▶ Material to process
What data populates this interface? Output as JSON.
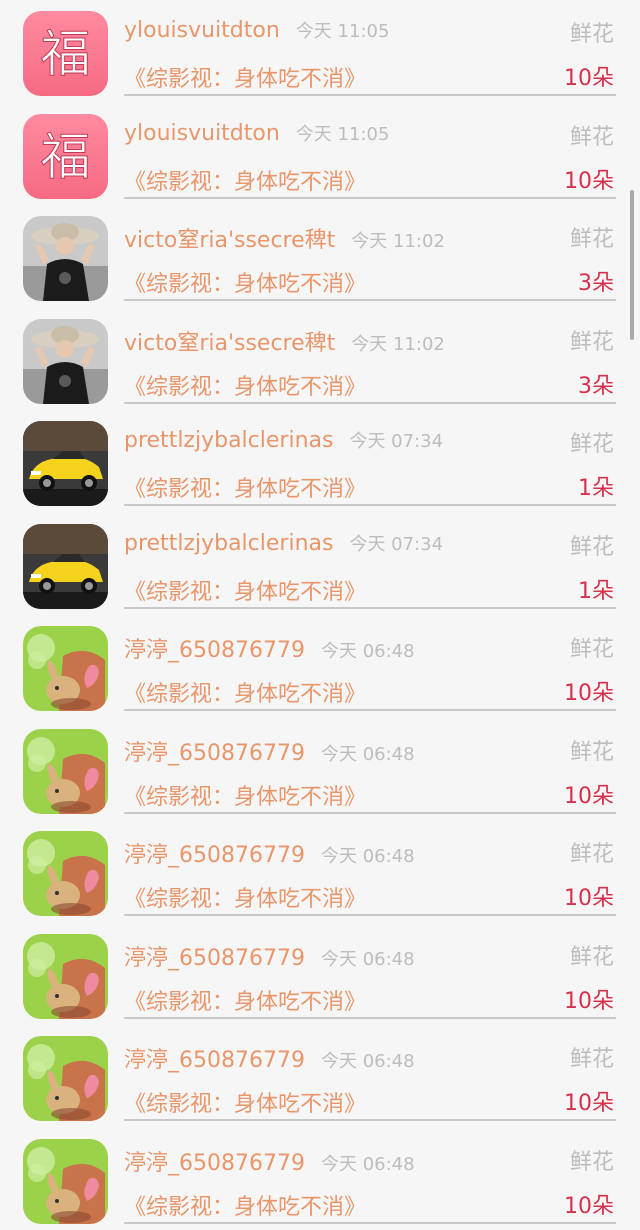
{
  "gifts": [
    {
      "user": "ylouisvuitdton",
      "time": "今天 11:05",
      "gift_type": "鲜花",
      "book": "《综影视：身体吃不消》",
      "quantity": "10朵",
      "avatar": "fu-avatar-icon"
    },
    {
      "user": "ylouisvuitdton",
      "time": "今天 11:05",
      "gift_type": "鲜花",
      "book": "《综影视：身体吃不消》",
      "quantity": "10朵",
      "avatar": "fu-avatar-icon"
    },
    {
      "user": "victo窒ria'ssecre稗t",
      "time": "今天 11:02",
      "gift_type": "鲜花",
      "book": "《综影视：身体吃不消》",
      "quantity": "3朵",
      "avatar": "woman-hat-avatar-icon"
    },
    {
      "user": "victo窒ria'ssecre稗t",
      "time": "今天 11:02",
      "gift_type": "鲜花",
      "book": "《综影视：身体吃不消》",
      "quantity": "3朵",
      "avatar": "woman-hat-avatar-icon"
    },
    {
      "user": "prettlzjybalclerinas",
      "time": "今天 07:34",
      "gift_type": "鲜花",
      "book": "《综影视：身体吃不消》",
      "quantity": "1朵",
      "avatar": "yellow-car-avatar-icon"
    },
    {
      "user": "prettlzjybalclerinas",
      "time": "今天 07:34",
      "gift_type": "鲜花",
      "book": "《综影视：身体吃不消》",
      "quantity": "1朵",
      "avatar": "yellow-car-avatar-icon"
    },
    {
      "user": "渟渟_650876779",
      "time": "今天 06:48",
      "gift_type": "鲜花",
      "book": "《综影视：身体吃不消》",
      "quantity": "10朵",
      "avatar": "bunny-pot-avatar-icon"
    },
    {
      "user": "渟渟_650876779",
      "time": "今天 06:48",
      "gift_type": "鲜花",
      "book": "《综影视：身体吃不消》",
      "quantity": "10朵",
      "avatar": "bunny-pot-avatar-icon"
    },
    {
      "user": "渟渟_650876779",
      "time": "今天 06:48",
      "gift_type": "鲜花",
      "book": "《综影视：身体吃不消》",
      "quantity": "10朵",
      "avatar": "bunny-pot-avatar-icon"
    },
    {
      "user": "渟渟_650876779",
      "time": "今天 06:48",
      "gift_type": "鲜花",
      "book": "《综影视：身体吃不消》",
      "quantity": "10朵",
      "avatar": "bunny-pot-avatar-icon"
    },
    {
      "user": "渟渟_650876779",
      "time": "今天 06:48",
      "gift_type": "鲜花",
      "book": "《综影视：身体吃不消》",
      "quantity": "10朵",
      "avatar": "bunny-pot-avatar-icon"
    },
    {
      "user": "渟渟_650876779",
      "time": "今天 06:48",
      "gift_type": "鲜花",
      "book": "《综影视：身体吃不消》",
      "quantity": "10朵",
      "avatar": "bunny-pot-avatar-icon"
    }
  ],
  "avatar_glyphs": {
    "fu-avatar-icon": "福"
  },
  "colors": {
    "name": "#e8966a",
    "quantity": "#d7304a",
    "muted": "#bdbdbd",
    "fu_bg": "#f56b83"
  }
}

▶ Stated exercise
Copy the material exactly. Do not include the pictures.

▶ Solution to this task
What data populates this interface? Output as JSON.
{
  "gifts": [
    {
      "user": "ylouisvuitdton",
      "time": "今天 11:05",
      "gift_type": "鲜花",
      "book": "《综影视：身体吃不消》",
      "quantity": "10朵",
      "avatar": "fu-avatar-icon"
    },
    {
      "user": "ylouisvuitdton",
      "time": "今天 11:05",
      "gift_type": "鲜花",
      "book": "《综影视：身体吃不消》",
      "quantity": "10朵",
      "avatar": "fu-avatar-icon"
    },
    {
      "user": "victo窒ria'ssecre稗t",
      "time": "今天 11:02",
      "gift_type": "鲜花",
      "book": "《综影视：身体吃不消》",
      "quantity": "3朵",
      "avatar": "woman-hat-avatar-icon"
    },
    {
      "user": "victo窒ria'ssecre稗t",
      "time": "今天 11:02",
      "gift_type": "鲜花",
      "book": "《综影视：身体吃不消》",
      "quantity": "3朵",
      "avatar": "woman-hat-avatar-icon"
    },
    {
      "user": "prettlzjybalclerinas",
      "time": "今天 07:34",
      "gift_type": "鲜花",
      "book": "《综影视：身体吃不消》",
      "quantity": "1朵",
      "avatar": "yellow-car-avatar-icon"
    },
    {
      "user": "prettlzjybalclerinas",
      "time": "今天 07:34",
      "gift_type": "鲜花",
      "book": "《综影视：身体吃不消》",
      "quantity": "1朵",
      "avatar": "yellow-car-avatar-icon"
    },
    {
      "user": "渟渟_650876779",
      "time": "今天 06:48",
      "gift_type": "鲜花",
      "book": "《综影视：身体吃不消》",
      "quantity": "10朵",
      "avatar": "bunny-pot-avatar-icon"
    },
    {
      "user": "渟渟_650876779",
      "time": "今天 06:48",
      "gift_type": "鲜花",
      "book": "《综影视：身体吃不消》",
      "quantity": "10朵",
      "avatar": "bunny-pot-avatar-icon"
    },
    {
      "user": "渟渟_650876779",
      "time": "今天 06:48",
      "gift_type": "鲜花",
      "book": "《综影视：身体吃不消》",
      "quantity": "10朵",
      "avatar": "bunny-pot-avatar-icon"
    },
    {
      "user": "渟渟_650876779",
      "time": "今天 06:48",
      "gift_type": "鲜花",
      "book": "《综影视：身体吃不消》",
      "quantity": "10朵",
      "avatar": "bunny-pot-avatar-icon"
    },
    {
      "user": "渟渟_650876779",
      "time": "今天 06:48",
      "gift_type": "鲜花",
      "book": "《综影视：身体吃不消》",
      "quantity": "10朵",
      "avatar": "bunny-pot-avatar-icon"
    },
    {
      "user": "渟渟_650876779",
      "time": "今天 06:48",
      "gift_type": "鲜花",
      "book": "《综影视：身体吃不消》",
      "quantity": "10朵",
      "avatar": "bunny-pot-avatar-icon"
    }
  ],
  "avatar_glyphs": {
    "fu-avatar-icon": "福"
  },
  "colors": {
    "name": "#e8966a",
    "quantity": "#d7304a",
    "muted": "#bdbdbd",
    "fu_bg": "#f56b83"
  }
}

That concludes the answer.